## Task statement
Take every line where the string "Published" appears and copy it.

## Records provided
--- BEGIN ---
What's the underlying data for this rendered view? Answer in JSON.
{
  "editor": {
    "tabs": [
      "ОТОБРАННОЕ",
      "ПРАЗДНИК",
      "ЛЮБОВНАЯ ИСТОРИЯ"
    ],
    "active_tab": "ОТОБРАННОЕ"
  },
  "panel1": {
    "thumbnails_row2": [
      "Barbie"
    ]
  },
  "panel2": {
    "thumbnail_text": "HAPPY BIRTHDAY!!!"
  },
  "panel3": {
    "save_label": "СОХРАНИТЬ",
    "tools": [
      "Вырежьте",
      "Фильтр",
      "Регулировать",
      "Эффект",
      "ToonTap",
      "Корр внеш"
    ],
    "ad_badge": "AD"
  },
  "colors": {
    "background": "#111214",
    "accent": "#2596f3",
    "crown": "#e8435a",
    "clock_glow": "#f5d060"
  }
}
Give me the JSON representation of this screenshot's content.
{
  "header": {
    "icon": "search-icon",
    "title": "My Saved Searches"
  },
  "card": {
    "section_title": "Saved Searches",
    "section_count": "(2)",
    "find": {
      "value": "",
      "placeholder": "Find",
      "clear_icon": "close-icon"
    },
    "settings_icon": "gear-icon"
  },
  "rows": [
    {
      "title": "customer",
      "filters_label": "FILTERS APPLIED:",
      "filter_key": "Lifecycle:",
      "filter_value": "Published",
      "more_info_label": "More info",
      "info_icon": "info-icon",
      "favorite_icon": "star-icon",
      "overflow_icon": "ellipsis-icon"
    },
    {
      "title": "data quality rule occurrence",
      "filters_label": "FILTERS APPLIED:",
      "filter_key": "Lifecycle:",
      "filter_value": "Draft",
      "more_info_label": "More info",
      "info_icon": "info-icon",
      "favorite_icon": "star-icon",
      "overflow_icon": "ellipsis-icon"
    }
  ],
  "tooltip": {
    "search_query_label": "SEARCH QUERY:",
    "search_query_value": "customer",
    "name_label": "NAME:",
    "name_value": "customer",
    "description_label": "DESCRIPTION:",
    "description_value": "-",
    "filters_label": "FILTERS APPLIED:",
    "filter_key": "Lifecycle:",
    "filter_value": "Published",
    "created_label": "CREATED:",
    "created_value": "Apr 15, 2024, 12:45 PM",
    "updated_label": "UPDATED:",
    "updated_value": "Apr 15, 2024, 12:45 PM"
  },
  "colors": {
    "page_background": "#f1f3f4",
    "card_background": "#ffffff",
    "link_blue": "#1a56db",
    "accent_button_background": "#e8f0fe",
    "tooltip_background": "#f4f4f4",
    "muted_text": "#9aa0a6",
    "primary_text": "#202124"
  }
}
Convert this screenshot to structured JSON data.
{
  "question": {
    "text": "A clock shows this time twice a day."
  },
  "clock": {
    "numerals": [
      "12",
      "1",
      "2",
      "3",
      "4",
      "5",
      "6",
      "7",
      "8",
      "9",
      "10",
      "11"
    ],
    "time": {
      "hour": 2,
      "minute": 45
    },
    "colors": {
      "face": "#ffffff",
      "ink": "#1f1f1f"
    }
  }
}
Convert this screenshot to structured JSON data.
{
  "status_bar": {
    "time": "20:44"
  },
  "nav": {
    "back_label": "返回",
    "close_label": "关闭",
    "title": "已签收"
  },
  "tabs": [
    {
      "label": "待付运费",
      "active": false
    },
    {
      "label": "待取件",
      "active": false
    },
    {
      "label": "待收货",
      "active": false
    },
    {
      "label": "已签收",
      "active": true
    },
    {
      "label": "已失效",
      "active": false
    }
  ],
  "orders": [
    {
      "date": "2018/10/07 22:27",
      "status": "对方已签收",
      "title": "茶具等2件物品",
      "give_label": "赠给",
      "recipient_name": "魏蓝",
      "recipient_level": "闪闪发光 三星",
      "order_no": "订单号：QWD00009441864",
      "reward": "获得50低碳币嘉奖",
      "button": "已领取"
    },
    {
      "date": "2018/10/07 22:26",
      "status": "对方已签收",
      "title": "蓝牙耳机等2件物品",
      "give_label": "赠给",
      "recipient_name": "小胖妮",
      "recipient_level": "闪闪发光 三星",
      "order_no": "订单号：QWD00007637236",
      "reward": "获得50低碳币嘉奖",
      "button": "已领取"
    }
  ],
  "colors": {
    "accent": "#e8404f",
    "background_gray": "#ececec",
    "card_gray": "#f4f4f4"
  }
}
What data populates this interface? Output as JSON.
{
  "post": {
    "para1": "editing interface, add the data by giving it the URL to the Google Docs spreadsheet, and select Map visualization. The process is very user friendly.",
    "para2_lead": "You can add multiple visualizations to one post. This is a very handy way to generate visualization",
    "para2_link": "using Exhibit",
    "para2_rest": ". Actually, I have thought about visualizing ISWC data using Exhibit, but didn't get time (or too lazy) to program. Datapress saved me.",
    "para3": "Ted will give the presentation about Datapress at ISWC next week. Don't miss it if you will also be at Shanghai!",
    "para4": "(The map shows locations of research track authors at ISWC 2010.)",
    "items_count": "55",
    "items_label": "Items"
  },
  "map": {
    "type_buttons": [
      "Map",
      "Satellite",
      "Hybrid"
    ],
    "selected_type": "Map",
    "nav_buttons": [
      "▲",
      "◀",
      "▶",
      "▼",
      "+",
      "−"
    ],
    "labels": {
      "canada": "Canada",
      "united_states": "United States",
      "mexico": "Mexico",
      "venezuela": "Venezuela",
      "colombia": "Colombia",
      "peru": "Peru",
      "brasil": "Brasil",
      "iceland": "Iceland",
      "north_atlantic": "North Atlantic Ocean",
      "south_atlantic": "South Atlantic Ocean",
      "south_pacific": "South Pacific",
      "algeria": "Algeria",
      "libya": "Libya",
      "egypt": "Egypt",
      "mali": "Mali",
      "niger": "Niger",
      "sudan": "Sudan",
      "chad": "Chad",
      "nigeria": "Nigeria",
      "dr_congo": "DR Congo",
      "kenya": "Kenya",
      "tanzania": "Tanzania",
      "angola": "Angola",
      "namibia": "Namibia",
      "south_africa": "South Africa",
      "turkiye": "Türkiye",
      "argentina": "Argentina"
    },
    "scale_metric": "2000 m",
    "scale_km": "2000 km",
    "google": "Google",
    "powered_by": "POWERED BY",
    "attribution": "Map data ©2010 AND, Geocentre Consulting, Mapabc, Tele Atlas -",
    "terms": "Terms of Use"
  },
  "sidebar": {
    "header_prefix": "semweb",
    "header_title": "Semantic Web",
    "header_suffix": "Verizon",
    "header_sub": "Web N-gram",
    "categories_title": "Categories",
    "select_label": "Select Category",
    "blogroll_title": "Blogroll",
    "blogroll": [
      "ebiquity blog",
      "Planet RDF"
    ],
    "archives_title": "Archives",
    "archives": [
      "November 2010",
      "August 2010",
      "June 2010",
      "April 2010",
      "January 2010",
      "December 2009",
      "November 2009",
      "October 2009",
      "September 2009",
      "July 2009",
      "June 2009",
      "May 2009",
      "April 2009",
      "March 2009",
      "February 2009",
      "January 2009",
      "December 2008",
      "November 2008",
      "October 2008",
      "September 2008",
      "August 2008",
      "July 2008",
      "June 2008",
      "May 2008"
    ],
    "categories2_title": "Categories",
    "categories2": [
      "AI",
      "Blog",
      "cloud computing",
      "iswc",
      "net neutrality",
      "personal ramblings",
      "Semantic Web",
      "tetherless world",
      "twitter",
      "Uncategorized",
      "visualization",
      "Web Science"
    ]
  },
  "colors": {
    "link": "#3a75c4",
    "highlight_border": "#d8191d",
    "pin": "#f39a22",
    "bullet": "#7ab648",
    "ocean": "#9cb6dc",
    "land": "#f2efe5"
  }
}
--- END ---
## Reply to the exercise
      "filter_value": "Published",
    "filter_value": "Published",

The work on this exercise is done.